====== THE INPUT

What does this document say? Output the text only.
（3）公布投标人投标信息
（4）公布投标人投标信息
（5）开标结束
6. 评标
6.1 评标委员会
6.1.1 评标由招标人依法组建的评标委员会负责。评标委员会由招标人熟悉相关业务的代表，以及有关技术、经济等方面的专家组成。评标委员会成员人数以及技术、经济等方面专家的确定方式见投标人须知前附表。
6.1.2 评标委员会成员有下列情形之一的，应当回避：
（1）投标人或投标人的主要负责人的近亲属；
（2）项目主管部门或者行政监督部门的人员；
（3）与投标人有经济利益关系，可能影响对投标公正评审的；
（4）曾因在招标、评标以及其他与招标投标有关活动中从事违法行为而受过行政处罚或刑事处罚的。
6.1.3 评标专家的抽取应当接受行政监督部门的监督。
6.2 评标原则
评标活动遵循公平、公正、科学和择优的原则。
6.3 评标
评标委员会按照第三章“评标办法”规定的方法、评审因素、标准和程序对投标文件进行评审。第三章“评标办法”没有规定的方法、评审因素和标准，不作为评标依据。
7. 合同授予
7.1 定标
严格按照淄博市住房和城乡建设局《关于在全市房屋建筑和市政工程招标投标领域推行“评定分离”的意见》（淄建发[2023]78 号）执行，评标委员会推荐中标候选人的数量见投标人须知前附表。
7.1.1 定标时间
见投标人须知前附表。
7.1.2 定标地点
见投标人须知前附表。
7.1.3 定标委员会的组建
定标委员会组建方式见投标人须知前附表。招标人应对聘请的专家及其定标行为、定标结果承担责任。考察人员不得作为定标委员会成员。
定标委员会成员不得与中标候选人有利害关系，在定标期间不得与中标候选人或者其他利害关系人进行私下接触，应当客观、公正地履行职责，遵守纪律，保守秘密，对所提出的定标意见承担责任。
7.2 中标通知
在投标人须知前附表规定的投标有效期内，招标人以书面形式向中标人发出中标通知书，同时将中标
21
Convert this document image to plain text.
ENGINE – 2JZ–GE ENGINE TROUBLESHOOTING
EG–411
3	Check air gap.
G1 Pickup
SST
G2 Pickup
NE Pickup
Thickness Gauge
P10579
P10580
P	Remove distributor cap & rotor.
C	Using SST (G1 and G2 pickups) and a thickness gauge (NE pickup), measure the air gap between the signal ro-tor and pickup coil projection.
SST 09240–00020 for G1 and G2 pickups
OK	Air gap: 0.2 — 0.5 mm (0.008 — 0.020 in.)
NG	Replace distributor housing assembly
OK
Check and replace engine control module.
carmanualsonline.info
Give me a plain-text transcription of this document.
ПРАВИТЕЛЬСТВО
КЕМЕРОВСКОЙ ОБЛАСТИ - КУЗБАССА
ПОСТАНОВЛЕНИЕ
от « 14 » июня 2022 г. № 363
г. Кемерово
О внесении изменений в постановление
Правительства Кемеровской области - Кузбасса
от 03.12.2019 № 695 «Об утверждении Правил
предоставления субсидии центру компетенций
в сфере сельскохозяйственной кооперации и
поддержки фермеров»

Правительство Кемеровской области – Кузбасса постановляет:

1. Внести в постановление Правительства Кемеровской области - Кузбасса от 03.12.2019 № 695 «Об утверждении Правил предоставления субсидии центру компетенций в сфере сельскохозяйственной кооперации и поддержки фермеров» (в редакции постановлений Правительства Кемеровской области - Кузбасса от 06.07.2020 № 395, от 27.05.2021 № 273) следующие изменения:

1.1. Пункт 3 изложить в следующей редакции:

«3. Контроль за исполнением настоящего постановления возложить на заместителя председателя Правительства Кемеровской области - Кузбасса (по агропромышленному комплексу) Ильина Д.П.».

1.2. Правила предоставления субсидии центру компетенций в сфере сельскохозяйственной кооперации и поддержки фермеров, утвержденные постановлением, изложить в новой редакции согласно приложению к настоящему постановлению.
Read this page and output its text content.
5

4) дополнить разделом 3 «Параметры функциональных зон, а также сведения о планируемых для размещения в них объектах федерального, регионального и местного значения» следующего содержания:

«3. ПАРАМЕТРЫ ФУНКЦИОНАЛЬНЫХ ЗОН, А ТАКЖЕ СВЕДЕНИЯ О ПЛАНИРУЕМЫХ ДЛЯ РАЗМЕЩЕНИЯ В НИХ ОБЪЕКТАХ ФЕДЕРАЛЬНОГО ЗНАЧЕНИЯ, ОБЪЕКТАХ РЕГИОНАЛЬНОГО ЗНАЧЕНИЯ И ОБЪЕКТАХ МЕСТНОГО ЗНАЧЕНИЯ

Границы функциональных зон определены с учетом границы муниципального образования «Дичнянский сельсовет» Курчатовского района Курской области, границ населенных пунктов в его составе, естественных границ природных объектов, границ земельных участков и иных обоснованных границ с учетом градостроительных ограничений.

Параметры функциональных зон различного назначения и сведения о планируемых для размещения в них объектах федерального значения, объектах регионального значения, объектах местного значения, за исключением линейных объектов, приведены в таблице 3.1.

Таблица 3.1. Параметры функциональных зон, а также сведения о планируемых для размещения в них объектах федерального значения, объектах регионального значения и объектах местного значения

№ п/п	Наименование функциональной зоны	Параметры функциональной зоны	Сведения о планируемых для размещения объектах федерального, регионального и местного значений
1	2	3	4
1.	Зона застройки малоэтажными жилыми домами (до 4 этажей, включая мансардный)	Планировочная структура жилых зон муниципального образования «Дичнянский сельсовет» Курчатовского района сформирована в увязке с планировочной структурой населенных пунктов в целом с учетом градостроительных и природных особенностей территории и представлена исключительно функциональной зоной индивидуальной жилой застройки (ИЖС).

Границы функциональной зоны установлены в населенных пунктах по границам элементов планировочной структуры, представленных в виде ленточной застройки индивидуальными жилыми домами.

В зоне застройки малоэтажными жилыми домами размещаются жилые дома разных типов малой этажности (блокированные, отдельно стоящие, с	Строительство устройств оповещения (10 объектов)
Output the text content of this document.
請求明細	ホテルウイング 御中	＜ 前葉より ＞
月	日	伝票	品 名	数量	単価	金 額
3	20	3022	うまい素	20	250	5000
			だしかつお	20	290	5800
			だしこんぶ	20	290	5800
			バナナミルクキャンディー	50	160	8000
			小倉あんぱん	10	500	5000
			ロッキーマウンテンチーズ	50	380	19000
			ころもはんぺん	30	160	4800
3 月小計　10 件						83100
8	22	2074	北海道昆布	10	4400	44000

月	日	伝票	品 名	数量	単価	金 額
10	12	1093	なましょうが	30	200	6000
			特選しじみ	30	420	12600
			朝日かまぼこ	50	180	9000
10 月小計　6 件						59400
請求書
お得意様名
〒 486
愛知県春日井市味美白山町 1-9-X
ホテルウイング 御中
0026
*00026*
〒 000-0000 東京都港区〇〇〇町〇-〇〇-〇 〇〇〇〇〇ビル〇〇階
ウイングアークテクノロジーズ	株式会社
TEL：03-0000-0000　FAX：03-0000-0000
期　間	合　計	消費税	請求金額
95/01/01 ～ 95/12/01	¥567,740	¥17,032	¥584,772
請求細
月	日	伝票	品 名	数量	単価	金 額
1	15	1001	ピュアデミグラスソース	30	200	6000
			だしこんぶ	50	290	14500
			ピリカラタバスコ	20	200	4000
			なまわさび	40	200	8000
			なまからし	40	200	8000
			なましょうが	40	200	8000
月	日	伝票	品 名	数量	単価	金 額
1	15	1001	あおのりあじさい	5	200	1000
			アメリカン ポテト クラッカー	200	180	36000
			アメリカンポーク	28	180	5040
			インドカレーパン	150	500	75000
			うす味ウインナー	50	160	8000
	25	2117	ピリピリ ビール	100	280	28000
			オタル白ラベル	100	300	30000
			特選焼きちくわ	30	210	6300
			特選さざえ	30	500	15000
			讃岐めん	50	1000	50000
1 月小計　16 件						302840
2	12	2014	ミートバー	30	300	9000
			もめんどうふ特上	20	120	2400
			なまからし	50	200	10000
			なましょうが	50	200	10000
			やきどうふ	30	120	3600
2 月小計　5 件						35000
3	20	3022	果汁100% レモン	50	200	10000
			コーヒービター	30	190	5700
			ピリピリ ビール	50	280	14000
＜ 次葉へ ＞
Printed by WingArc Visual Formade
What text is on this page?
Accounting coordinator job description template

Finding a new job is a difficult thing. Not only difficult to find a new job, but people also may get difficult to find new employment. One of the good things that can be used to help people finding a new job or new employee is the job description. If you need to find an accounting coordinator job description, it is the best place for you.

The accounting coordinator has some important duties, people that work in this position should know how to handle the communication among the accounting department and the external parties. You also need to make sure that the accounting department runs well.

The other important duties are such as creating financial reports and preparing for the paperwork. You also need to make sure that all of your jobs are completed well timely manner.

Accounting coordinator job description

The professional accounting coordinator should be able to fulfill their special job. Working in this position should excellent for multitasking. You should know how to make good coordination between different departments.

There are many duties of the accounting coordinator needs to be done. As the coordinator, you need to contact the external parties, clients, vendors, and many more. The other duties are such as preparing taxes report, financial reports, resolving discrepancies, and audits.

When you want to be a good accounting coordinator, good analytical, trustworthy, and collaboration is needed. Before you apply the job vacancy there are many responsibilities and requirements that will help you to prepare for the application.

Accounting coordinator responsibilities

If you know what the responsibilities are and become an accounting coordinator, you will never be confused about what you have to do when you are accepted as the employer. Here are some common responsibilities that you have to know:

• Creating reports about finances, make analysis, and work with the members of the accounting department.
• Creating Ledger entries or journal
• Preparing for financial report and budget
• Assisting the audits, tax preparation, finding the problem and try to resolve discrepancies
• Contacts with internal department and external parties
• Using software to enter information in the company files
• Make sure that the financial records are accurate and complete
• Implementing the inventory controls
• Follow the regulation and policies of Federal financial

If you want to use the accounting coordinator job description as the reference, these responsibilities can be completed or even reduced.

============

## WHAT IS ASKED
Identify which lines contain the word "parties" and copy each one.

## RESPONSE FOR THIS EXERCISE
The accounting coordinator has some important duties, people that work in this position should know how to handle the communication among the accounting department and the external parties. You also need to make sure that the accounting department runs well.
There are many duties of the accounting coordinator needs to be done. As the coordinator, you need to contact the external parties, clients, vendors, and many more. The other duties are such as preparing taxes report, financial reports, resolving discrepancies, and audits.
• Contacts with internal department and external parties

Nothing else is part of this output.